Exercise details - Starting at the line that contains "Extract all readable text from this page.", copy each line through the end of the listing below. Include both ends and output nothing more.

[A run of records]
• • • •
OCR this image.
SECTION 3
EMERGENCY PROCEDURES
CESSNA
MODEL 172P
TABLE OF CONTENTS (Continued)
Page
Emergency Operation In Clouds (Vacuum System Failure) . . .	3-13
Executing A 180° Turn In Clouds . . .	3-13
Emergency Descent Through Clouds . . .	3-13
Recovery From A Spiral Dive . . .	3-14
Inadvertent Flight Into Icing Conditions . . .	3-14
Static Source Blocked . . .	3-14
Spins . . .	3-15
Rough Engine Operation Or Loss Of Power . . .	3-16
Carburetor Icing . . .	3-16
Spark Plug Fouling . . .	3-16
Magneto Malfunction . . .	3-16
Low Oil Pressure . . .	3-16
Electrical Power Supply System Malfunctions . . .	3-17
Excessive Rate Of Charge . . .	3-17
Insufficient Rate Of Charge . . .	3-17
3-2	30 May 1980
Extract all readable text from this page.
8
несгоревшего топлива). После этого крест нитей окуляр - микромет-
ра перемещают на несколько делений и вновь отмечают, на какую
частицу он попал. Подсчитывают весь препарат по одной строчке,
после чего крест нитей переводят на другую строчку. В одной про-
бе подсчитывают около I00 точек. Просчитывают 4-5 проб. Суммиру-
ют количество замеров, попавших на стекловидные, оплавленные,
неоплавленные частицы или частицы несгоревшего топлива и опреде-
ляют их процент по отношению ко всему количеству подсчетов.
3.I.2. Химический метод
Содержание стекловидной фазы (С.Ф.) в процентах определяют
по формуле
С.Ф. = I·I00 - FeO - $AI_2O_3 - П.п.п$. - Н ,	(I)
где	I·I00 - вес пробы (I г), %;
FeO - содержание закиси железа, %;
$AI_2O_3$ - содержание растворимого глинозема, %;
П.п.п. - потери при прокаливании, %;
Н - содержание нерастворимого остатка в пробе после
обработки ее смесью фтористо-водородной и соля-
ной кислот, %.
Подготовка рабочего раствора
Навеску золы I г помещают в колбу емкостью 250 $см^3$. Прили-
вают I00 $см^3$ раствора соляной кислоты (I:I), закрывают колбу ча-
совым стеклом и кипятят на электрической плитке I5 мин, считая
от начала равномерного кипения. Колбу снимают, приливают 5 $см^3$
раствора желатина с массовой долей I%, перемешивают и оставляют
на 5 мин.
• • • •
Completed task -
Extract all readable text from this page.
8
несгоревшего топлива). После этого крест нитей окуляр - микромет-
ра перемещают на несколько делений и вновь отмечают, на какую
частицу он попал. Подсчитывают весь препарат по одной строчке,
после чего крест нитей переводят на другую строчку. В одной про-
бе подсчитывают около I00 точек. Просчитывают 4-5 проб. Суммиру-
ют количество замеров, попавших на стекловидные, оплавленные,
неоплавленные частицы или частицы несгоревшего топлива и опреде-
ляют их процент по отношению ко всему количеству подсчетов.
3.I.2. Химический метод
Содержание стекловидной фазы (С.Ф.) в процентах определяют
по формуле
С.Ф. = I·I00 - FeO - $AI_2O_3 - П.п.п$. - Н ,	(I)
где	I·I00 - вес пробы (I г), %;
FeO - содержание закиси железа, %;
$AI_2O_3$ - содержание растворимого глинозема, %;
П.п.п. - потери при прокаливании, %;
Н - содержание нерастворимого остатка в пробе после
обработки ее смесью фтористо-водородной и соля-
ной кислот, %.
Подготовка рабочего раствора
Навеску золы I г помещают в колбу емкостью 250 $см^3$. Прили-
вают I00 $см^3$ раствора соляной кислоты (I:I), закрывают колбу ча-
совым стеклом и кипятят на электрической плитке I5 мин, считая
от начала равномерного кипения. Колбу снимают, приливают 5 $см^3$
раствора желатина с массовой долей I%, перемешивают и оставляют
на 5 мин.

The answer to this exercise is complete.